TASK: Exactly repeat the full listing that follows.

THE RECORDS:
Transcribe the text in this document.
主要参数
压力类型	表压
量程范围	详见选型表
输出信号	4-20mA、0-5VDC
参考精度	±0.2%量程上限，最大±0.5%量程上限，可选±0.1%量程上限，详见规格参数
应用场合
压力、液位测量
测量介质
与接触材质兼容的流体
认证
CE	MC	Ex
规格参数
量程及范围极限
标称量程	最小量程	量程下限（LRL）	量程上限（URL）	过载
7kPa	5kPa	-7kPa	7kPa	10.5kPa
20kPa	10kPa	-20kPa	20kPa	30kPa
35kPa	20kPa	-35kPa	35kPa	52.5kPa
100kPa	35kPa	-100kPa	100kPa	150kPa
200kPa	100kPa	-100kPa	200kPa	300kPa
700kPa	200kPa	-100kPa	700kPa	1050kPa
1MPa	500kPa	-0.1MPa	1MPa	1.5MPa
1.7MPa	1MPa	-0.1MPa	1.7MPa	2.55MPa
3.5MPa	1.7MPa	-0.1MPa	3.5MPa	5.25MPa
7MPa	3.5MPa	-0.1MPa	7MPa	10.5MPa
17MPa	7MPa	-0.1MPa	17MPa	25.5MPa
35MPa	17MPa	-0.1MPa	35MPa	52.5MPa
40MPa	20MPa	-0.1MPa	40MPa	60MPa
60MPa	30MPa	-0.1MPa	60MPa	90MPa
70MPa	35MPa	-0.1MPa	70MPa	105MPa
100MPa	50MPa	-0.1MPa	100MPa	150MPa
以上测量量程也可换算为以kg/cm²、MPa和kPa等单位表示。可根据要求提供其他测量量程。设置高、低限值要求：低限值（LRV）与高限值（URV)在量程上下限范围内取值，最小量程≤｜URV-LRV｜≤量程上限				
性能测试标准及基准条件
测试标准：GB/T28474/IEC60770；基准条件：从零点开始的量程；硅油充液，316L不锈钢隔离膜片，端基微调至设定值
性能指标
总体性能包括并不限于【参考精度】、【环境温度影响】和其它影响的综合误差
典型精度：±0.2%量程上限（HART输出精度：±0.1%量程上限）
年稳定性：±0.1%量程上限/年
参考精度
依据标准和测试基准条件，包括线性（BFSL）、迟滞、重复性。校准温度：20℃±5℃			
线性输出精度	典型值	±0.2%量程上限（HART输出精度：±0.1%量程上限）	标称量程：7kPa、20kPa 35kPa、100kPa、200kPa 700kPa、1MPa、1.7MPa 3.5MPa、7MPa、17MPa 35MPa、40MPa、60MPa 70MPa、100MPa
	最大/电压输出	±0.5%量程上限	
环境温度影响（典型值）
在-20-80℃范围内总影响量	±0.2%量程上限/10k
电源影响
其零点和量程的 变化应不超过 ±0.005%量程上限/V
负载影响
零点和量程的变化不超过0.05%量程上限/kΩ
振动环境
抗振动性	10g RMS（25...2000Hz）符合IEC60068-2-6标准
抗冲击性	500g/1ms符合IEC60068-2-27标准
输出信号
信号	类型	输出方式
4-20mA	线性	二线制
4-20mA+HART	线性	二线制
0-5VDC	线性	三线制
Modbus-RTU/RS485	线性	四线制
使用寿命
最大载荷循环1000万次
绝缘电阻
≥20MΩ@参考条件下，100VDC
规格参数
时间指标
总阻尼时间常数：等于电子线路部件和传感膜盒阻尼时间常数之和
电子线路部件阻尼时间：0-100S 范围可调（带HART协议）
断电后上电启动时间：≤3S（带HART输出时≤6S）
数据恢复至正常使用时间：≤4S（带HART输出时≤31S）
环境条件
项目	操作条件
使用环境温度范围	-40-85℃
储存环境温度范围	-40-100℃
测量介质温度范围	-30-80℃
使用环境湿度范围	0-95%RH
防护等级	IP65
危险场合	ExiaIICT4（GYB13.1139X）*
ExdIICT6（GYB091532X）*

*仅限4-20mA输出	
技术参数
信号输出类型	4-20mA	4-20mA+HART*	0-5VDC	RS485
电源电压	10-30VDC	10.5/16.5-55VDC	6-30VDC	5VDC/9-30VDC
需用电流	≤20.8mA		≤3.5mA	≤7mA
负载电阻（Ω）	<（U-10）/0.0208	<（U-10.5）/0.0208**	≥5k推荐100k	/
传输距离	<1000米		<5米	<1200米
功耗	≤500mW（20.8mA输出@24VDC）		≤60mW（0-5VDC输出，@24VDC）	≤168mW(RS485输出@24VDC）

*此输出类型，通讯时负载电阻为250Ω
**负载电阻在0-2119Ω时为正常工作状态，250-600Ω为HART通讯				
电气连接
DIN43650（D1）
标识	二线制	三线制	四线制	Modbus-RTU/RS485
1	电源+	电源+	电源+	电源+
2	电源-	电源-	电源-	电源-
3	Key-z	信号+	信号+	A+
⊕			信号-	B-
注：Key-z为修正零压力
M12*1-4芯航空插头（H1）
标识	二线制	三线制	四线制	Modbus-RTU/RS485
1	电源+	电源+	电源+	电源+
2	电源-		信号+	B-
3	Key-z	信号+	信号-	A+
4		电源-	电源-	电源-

ANSWER BELOW:
Transcribe the text in this document.
主要参数
压力类型	表压
量程范围	详见选型表
输出信号	4-20mA、0-5VDC
参考精度	±0.2%量程上限，最大±0.5%量程上限，可选±0.1%量程上限，详见规格参数
应用场合
压力、液位测量
测量介质
与接触材质兼容的流体
认证
CE	MC	Ex
规格参数
量程及范围极限
标称量程	最小量程	量程下限（LRL）	量程上限（URL）	过载
7kPa	5kPa	-7kPa	7kPa	10.5kPa
20kPa	10kPa	-20kPa	20kPa	30kPa
35kPa	20kPa	-35kPa	35kPa	52.5kPa
100kPa	35kPa	-100kPa	100kPa	150kPa
200kPa	100kPa	-100kPa	200kPa	300kPa
700kPa	200kPa	-100kPa	700kPa	1050kPa
1MPa	500kPa	-0.1MPa	1MPa	1.5MPa
1.7MPa	1MPa	-0.1MPa	1.7MPa	2.55MPa
3.5MPa	1.7MPa	-0.1MPa	3.5MPa	5.25MPa
7MPa	3.5MPa	-0.1MPa	7MPa	10.5MPa
17MPa	7MPa	-0.1MPa	17MPa	25.5MPa
35MPa	17MPa	-0.1MPa	35MPa	52.5MPa
40MPa	20MPa	-0.1MPa	40MPa	60MPa
60MPa	30MPa	-0.1MPa	60MPa	90MPa
70MPa	35MPa	-0.1MPa	70MPa	105MPa
100MPa	50MPa	-0.1MPa	100MPa	150MPa
以上测量量程也可换算为以kg/cm²、MPa和kPa等单位表示。可根据要求提供其他测量量程。设置高、低限值要求：低限值（LRV）与高限值（URV)在量程上下限范围内取值，最小量程≤｜URV-LRV｜≤量程上限				
性能测试标准及基准条件
测试标准：GB/T28474/IEC60770；基准条件：从零点开始的量程；硅油充液，316L不锈钢隔离膜片，端基微调至设定值
性能指标
总体性能包括并不限于【参考精度】、【环境温度影响】和其它影响的综合误差
典型精度：±0.2%量程上限（HART输出精度：±0.1%量程上限）
年稳定性：±0.1%量程上限/年
参考精度
依据标准和测试基准条件，包括线性（BFSL）、迟滞、重复性。校准温度：20℃±5℃			
线性输出精度	典型值	±0.2%量程上限（HART输出精度：±0.1%量程上限）	标称量程：7kPa、20kPa 35kPa、100kPa、200kPa 700kPa、1MPa、1.7MPa 3.5MPa、7MPa、17MPa 35MPa、40MPa、60MPa 70MPa、100MPa
	最大/电压输出	±0.5%量程上限	
环境温度影响（典型值）
在-20-80℃范围内总影响量	±0.2%量程上限/10k
电源影响
其零点和量程的 变化应不超过 ±0.005%量程上限/V
负载影响
零点和量程的变化不超过0.05%量程上限/kΩ
振动环境
抗振动性	10g RMS（25...2000Hz）符合IEC60068-2-6标准
抗冲击性	500g/1ms符合IEC60068-2-27标准
输出信号
信号	类型	输出方式
4-20mA	线性	二线制
4-20mA+HART	线性	二线制
0-5VDC	线性	三线制
Modbus-RTU/RS485	线性	四线制
使用寿命
最大载荷循环1000万次
绝缘电阻
≥20MΩ@参考条件下，100VDC
规格参数
时间指标
总阻尼时间常数：等于电子线路部件和传感膜盒阻尼时间常数之和
电子线路部件阻尼时间：0-100S 范围可调（带HART协议）
断电后上电启动时间：≤3S（带HART输出时≤6S）
数据恢复至正常使用时间：≤4S（带HART输出时≤31S）
环境条件
项目	操作条件
使用环境温度范围	-40-85℃
储存环境温度范围	-40-100℃
测量介质温度范围	-30-80℃
使用环境湿度范围	0-95%RH
防护等级	IP65
危险场合	ExiaIICT4（GYB13.1139X）*
ExdIICT6（GYB091532X）*

*仅限4-20mA输出	
技术参数
信号输出类型	4-20mA	4-20mA+HART*	0-5VDC	RS485
电源电压	10-30VDC	10.5/16.5-55VDC	6-30VDC	5VDC/9-30VDC
需用电流	≤20.8mA		≤3.5mA	≤7mA
负载电阻（Ω）	<（U-10）/0.0208	<（U-10.5）/0.0208**	≥5k推荐100k	/
传输距离	<1000米		<5米	<1200米
功耗	≤500mW（20.8mA输出@24VDC）		≤60mW（0-5VDC输出，@24VDC）	≤168mW(RS485输出@24VDC）

*此输出类型，通讯时负载电阻为250Ω
**负载电阻在0-2119Ω时为正常工作状态，250-600Ω为HART通讯				
电气连接
DIN43650（D1）
标识	二线制	三线制	四线制	Modbus-RTU/RS485
1	电源+	电源+	电源+	电源+
2	电源-	电源-	电源-	电源-
3	Key-z	信号+	信号+	A+
⊕			信号-	B-
注：Key-z为修正零压力
M12*1-4芯航空插头（H1）
标识	二线制	三线制	四线制	Modbus-RTU/RS485
1	电源+	电源+	电源+	电源+
2	电源-		信号+	B-
3	Key-z	信号+	信号-	A+
4		电源-	电源-	电源-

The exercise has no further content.